# DIRECTIONS
Reproduce all of the material word for word.

[Entries with figure data]

◆ ◆ ◆

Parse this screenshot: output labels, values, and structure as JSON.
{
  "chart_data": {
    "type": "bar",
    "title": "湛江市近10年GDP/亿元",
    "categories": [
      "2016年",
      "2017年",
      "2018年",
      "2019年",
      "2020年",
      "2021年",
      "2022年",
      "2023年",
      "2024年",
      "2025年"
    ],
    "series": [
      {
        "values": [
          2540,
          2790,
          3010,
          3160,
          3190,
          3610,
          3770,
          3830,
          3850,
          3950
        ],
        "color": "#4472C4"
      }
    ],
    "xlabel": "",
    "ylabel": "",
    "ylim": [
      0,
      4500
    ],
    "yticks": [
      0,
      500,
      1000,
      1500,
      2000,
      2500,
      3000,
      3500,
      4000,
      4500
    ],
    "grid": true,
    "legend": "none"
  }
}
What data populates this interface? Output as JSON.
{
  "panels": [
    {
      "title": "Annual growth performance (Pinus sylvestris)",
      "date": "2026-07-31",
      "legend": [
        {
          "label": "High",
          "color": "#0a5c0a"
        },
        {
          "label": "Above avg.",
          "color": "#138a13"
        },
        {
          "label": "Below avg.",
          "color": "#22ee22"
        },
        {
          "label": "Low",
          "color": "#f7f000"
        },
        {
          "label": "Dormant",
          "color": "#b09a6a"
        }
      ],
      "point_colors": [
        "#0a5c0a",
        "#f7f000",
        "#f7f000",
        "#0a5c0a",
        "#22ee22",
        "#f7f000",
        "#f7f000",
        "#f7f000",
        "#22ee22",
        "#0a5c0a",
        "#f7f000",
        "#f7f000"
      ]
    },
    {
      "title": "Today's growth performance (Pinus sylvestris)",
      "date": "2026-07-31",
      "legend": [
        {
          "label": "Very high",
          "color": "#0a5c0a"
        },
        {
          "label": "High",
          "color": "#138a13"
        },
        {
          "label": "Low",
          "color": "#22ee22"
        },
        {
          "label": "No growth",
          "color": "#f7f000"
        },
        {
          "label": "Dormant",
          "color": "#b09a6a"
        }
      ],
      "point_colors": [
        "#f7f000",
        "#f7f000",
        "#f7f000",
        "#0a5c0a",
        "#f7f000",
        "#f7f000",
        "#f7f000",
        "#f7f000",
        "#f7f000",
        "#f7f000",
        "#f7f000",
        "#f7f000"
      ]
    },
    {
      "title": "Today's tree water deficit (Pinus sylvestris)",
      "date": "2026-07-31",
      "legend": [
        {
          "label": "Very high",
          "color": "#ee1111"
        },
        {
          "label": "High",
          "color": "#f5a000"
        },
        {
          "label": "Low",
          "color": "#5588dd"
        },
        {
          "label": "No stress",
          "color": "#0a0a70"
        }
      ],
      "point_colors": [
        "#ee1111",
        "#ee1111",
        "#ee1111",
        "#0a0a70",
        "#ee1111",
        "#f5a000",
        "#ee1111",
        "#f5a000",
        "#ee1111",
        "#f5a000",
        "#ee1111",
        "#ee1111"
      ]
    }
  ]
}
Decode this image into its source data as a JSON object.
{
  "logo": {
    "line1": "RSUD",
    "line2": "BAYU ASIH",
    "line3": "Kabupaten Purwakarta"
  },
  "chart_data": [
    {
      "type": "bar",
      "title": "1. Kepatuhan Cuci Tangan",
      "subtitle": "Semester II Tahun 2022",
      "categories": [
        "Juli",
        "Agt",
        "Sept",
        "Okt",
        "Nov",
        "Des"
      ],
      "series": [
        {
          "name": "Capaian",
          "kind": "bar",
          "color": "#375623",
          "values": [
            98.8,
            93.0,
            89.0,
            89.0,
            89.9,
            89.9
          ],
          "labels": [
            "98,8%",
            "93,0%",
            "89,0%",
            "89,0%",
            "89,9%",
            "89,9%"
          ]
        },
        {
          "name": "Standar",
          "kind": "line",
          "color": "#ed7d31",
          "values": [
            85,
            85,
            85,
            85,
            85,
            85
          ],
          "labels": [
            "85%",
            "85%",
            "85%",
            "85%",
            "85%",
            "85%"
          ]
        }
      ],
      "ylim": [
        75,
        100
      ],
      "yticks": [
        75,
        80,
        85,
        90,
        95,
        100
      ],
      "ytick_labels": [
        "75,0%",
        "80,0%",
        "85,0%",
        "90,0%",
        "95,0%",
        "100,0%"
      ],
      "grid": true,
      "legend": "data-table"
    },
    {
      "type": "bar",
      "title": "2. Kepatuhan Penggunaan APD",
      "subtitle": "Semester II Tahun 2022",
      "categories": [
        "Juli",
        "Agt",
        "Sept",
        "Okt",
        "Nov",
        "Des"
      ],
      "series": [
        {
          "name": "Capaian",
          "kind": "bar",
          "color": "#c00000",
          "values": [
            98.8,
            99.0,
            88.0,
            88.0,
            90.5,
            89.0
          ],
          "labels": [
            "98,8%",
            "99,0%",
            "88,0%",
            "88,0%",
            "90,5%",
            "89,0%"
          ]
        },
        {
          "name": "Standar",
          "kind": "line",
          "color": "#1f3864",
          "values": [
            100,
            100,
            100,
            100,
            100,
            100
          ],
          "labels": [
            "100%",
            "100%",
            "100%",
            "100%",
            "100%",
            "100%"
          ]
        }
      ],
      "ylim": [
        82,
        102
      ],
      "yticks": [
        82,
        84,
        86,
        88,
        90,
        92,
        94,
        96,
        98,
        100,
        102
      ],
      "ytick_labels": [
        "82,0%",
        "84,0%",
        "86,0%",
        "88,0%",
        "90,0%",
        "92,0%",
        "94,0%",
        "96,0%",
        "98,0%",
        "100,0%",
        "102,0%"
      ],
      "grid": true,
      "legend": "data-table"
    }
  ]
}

◆ ◆ ◆

# FINAL ANSWER
Parse this screenshot: output labels, values, and structure as JSON.
{
  "chart_data": {
    "type": "bar",
    "title": "湛江市近10年GDP/亿元",
    "categories": [
      "2016年",
      "2017年",
      "2018年",
      "2019年",
      "2020年",
      "2021年",
      "2022年",
      "2023年",
      "2024年",
      "2025年"
    ],
    "series": [
      {
        "values": [
          2540,
          2790,
          3010,
          3160,
          3190,
          3610,
          3770,
          3830,
          3850,
          3950
        ],
        "color": "#4472C4"
      }
    ],
    "xlabel": "",
    "ylabel": "",
    "ylim": [
      0,
      4500
    ],
    "yticks": [
      0,
      500,
      1000,
      1500,
      2000,
      2500,
      3000,
      3500,
      4000,
      4500
    ],
    "grid": true,
    "legend": "none"
  }
}
What data populates this interface? Output as JSON.
{
  "panels": [
    {
      "title": "Annual growth performance (Pinus sylvestris)",
      "date": "2026-07-31",
      "legend": [
        {
          "label": "High",
          "color": "#0a5c0a"
        },
        {
          "label": "Above avg.",
          "color": "#138a13"
        },
        {
          "label": "Below avg.",
          "color": "#22ee22"
        },
        {
          "label": "Low",
          "color": "#f7f000"
        },
        {
          "label": "Dormant",
          "color": "#b09a6a"
        }
      ],
      "point_colors": [
        "#0a5c0a",
        "#f7f000",
        "#f7f000",
        "#0a5c0a",
        "#22ee22",
        "#f7f000",
        "#f7f000",
        "#f7f000",
        "#22ee22",
        "#0a5c0a",
        "#f7f000",
        "#f7f000"
      ]
    },
    {
      "title": "Today's growth performance (Pinus sylvestris)",
      "date": "2026-07-31",
      "legend": [
        {
          "label": "Very high",
          "color": "#0a5c0a"
        },
        {
          "label": "High",
          "color": "#138a13"
        },
        {
          "label": "Low",
          "color": "#22ee22"
        },
        {
          "label": "No growth",
          "color": "#f7f000"
        },
        {
          "label": "Dormant",
          "color": "#b09a6a"
        }
      ],
      "point_colors": [
        "#f7f000",
        "#f7f000",
        "#f7f000",
        "#0a5c0a",
        "#f7f000",
        "#f7f000",
        "#f7f000",
        "#f7f000",
        "#f7f000",
        "#f7f000",
        "#f7f000",
        "#f7f000"
      ]
    },
    {
      "title": "Today's tree water deficit (Pinus sylvestris)",
      "date": "2026-07-31",
      "legend": [
        {
          "label": "Very high",
          "color": "#ee1111"
        },
        {
          "label": "High",
          "color": "#f5a000"
        },
        {
          "label": "Low",
          "color": "#5588dd"
        },
        {
          "label": "No stress",
          "color": "#0a0a70"
        }
      ],
      "point_colors": [
        "#ee1111",
        "#ee1111",
        "#ee1111",
        "#0a0a70",
        "#ee1111",
        "#f5a000",
        "#ee1111",
        "#f5a000",
        "#ee1111",
        "#f5a000",
        "#ee1111",
        "#ee1111"
      ]
    }
  ]
}
Decode this image into its source data as a JSON object.
{
  "logo": {
    "line1": "RSUD",
    "line2": "BAYU ASIH",
    "line3": "Kabupaten Purwakarta"
  },
  "chart_data": [
    {
      "type": "bar",
      "title": "1. Kepatuhan Cuci Tangan",
      "subtitle": "Semester II Tahun 2022",
      "categories": [
        "Juli",
        "Agt",
        "Sept",
        "Okt",
        "Nov",
        "Des"
      ],
      "series": [
        {
          "name": "Capaian",
          "kind": "bar",
          "color": "#375623",
          "values": [
            98.8,
            93.0,
            89.0,
            89.0,
            89.9,
            89.9
          ],
          "labels": [
            "98,8%",
            "93,0%",
            "89,0%",
            "89,0%",
            "89,9%",
            "89,9%"
          ]
        },
        {
          "name": "Standar",
          "kind": "line",
          "color": "#ed7d31",
          "values": [
            85,
            85,
            85,
            85,
            85,
            85
          ],
          "labels": [
            "85%",
            "85%",
            "85%",
            "85%",
            "85%",
            "85%"
          ]
        }
      ],
      "ylim": [
        75,
        100
      ],
      "yticks": [
        75,
        80,
        85,
        90,
        95,
        100
      ],
      "ytick_labels": [
        "75,0%",
        "80,0%",
        "85,0%",
        "90,0%",
        "95,0%",
        "100,0%"
      ],
      "grid": true,
      "legend": "data-table"
    },
    {
      "type": "bar",
      "title": "2. Kepatuhan Penggunaan APD",
      "subtitle": "Semester II Tahun 2022",
      "categories": [
        "Juli",
        "Agt",
        "Sept",
        "Okt",
        "Nov",
        "Des"
      ],
      "series": [
        {
          "name": "Capaian",
          "kind": "bar",
          "color": "#c00000",
          "values": [
            98.8,
            99.0,
            88.0,
            88.0,
            90.5,
            89.0
          ],
          "labels": [
            "98,8%",
            "99,0%",
            "88,0%",
            "88,0%",
            "90,5%",
            "89,0%"
          ]
        },
        {
          "name": "Standar",
          "kind": "line",
          "color": "#1f3864",
          "values": [
            100,
            100,
            100,
            100,
            100,
            100
          ],
          "labels": [
            "100%",
            "100%",
            "100%",
            "100%",
            "100%",
            "100%"
          ]
        }
      ],
      "ylim": [
        82,
        102
      ],
      "yticks": [
        82,
        84,
        86,
        88,
        90,
        92,
        94,
        96,
        98,
        100,
        102
      ],
      "ytick_labels": [
        "82,0%",
        "84,0%",
        "86,0%",
        "88,0%",
        "90,0%",
        "92,0%",
        "94,0%",
        "96,0%",
        "98,0%",
        "100,0%",
        "102,0%"
      ],
      "grid": true,
      "legend": "data-table"
    }
  ]
}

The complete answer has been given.